Lunturnya Budaya Kritis Mahasiswa  

Posted by SAMmy in

“ Di sela-sela kuliah terjadilah perdebatan politik. Sedangkan di halaman-halaman, di lorong-lorong kampus penuh dengan potret-potret jagoan mereka seperti Lenin, Mao, Castro, dan Guevara.
Bermula dari perdebatan politik, akhirnya tercapai kata mufakat untuk melakukan aksi-aksi kongkret. Putusan sejarah jatuh pada Daniel Cohn Bendit sebagai pemimpin. Ia seorang mahasiswa Sorbonne, jurusan sosiologi, usia 23 tahun. Ia warga Negara Jerman, lahir dan dibesarkan di Perancis.”
Kutipan di atas, diambil dari buku berjudul “Pergolakan Mahasiswa Abad ke-20, Kisah Perjuangan Anak-Anak Muda Pemberang” oleh Yozar Anwar.
Kegiatan-kegiatan diskusi di kampus-kampus seperti di ataslah yang merupakan benih-benih lahirnya “Gerakan 22 Maret 1968” yang mencetuskan “Krisis Mei di Perancis”. Gerakan 22 Maret ini menuntut salah satunya pada saat itu adalah menginginkan mereka diizinkan ruang kuliah sebagai tempat diskusi politik dan melawan kehadiran polisi di kampus karena menurut peraturan Perancis, orang-orang yang berpakaian seragam tidak diperkenankan masuk ke halaman universitas.

__Bagian Data__.
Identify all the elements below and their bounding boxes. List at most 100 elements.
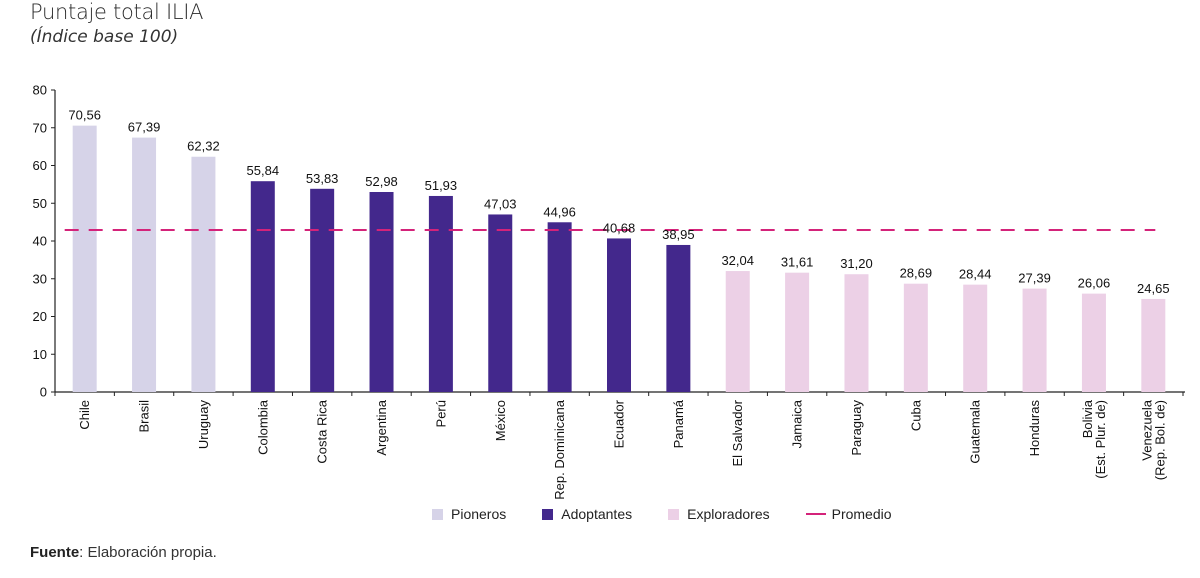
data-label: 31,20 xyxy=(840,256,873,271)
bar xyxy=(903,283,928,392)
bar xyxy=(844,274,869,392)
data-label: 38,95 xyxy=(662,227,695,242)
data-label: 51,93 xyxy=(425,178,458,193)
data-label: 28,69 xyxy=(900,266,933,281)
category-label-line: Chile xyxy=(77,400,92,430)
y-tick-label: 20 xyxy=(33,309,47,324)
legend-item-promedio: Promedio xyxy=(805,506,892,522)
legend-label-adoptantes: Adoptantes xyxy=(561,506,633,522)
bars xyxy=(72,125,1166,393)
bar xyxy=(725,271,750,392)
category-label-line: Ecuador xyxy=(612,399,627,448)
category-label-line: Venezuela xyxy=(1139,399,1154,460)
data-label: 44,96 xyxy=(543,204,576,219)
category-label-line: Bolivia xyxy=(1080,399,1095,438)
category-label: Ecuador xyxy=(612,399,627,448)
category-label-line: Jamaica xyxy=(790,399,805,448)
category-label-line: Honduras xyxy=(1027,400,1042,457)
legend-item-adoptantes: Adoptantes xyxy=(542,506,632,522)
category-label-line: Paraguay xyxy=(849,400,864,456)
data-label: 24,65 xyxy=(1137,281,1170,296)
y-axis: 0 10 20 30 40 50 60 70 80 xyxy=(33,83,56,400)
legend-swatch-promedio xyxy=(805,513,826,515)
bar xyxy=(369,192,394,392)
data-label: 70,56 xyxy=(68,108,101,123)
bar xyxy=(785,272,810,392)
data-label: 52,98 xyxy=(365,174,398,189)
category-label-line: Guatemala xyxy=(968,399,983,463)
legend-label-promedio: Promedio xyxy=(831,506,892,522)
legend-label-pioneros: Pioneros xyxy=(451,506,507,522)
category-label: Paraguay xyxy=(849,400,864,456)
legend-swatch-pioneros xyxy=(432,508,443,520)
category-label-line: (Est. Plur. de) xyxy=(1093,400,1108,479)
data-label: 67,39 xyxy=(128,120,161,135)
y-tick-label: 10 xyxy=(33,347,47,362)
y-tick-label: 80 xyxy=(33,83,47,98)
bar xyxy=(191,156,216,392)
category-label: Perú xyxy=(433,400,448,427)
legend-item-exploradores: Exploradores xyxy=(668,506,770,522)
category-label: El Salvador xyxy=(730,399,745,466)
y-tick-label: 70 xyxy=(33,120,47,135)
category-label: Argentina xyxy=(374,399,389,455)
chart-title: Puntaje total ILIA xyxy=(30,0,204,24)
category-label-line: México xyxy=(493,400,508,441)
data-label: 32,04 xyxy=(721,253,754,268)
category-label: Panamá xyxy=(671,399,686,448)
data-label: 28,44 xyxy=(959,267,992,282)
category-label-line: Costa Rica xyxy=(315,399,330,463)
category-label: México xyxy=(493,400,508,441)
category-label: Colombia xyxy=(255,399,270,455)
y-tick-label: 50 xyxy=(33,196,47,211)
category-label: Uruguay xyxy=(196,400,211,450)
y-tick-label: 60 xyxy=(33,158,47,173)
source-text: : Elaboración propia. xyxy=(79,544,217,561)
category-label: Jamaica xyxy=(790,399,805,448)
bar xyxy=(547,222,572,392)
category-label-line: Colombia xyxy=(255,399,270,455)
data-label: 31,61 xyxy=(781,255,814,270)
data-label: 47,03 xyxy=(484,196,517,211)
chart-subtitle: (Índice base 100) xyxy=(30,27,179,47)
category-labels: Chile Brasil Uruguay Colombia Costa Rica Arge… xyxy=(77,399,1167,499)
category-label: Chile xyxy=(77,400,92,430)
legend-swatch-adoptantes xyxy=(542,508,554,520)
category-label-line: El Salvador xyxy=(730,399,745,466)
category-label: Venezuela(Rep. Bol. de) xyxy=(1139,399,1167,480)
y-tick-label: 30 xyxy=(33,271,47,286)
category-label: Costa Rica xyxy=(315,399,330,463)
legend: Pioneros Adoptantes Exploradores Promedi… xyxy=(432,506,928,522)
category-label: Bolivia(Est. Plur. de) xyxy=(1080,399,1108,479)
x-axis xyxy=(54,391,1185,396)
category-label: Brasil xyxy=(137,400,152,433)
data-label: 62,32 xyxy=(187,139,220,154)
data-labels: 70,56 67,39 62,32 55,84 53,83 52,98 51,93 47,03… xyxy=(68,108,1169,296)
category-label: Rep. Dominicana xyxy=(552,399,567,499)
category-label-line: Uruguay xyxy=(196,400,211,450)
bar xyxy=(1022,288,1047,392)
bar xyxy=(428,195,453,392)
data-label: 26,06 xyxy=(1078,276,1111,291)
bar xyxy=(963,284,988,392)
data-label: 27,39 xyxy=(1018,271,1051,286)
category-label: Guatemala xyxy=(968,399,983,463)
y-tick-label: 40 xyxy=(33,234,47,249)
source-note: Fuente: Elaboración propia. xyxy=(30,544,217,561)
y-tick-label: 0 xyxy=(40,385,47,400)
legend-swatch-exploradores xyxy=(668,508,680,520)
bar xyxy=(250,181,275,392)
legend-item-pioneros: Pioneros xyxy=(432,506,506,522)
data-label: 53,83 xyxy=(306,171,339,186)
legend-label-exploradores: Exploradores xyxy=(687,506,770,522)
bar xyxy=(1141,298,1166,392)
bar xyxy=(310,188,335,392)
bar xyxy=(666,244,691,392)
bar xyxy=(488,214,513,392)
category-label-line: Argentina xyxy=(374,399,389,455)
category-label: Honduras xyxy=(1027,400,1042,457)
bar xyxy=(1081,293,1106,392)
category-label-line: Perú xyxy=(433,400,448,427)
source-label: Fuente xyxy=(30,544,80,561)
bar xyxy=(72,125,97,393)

---

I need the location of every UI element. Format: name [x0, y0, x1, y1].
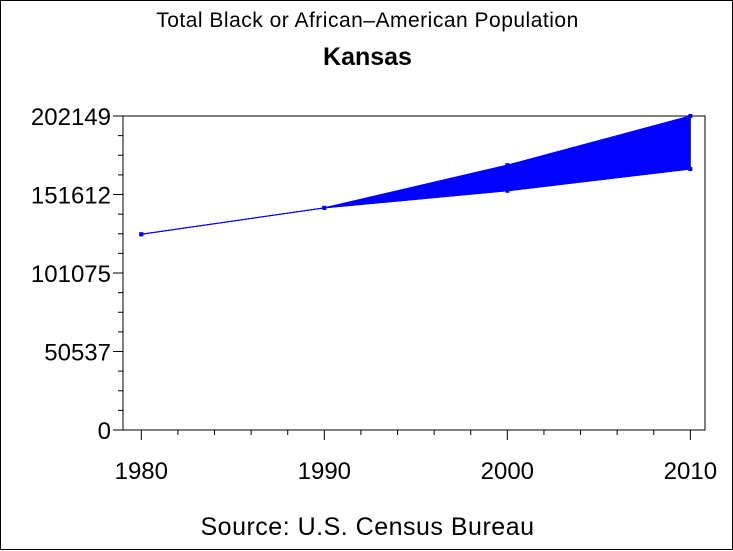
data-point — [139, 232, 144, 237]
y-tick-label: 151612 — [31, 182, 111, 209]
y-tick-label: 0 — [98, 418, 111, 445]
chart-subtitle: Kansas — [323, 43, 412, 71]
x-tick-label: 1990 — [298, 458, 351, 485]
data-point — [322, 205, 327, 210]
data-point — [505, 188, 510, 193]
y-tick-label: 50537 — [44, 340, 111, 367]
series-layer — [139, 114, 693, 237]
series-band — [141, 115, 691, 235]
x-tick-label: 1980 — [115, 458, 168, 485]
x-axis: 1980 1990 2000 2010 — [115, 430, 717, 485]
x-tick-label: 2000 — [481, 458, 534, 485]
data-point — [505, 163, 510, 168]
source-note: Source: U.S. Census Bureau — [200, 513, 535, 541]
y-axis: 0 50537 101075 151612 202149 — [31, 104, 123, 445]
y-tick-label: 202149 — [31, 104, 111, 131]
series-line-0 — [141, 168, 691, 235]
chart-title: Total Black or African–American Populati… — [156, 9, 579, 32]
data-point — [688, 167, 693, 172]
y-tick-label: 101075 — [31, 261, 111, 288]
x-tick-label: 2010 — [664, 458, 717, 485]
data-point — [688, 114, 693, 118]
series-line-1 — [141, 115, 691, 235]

__Tugas Latihan__.
1. Nyatakan apakah setiap pernyataan berikut sesuai dengan teks sumber. Jawab "ya" atau "tidak" dan sertakan kutipan kata-kata teks yang menentukannya: (a) Daniel Cohn Bendit adalah mahasiswa jurusan sosiologi di Sorbonne; (b) Daniel Cohn Bendit lahir di Jerman; (c) Gerakan 22 Maret menuntut agar ruang kuliah boleh digunakan untuk diskusi politik.
2. Sebutkan semua tokoh yang potretnya memenuhi halaman dan lorong kampus menurut kutipan dalam teks sumber.

__Penyelesaian Latihan__.
1.
(a) Ya: "Ia seorang mahasiswa Sorbonne, jurusan sosiologi".
(b) Tidak: "lahir dan dibesarkan di Perancis".
(c) Ya: "menginginkan mereka diizinkan ruang kuliah sebagai tempat diskusi politik".

2. Lenin, Mao, Castro, Guevara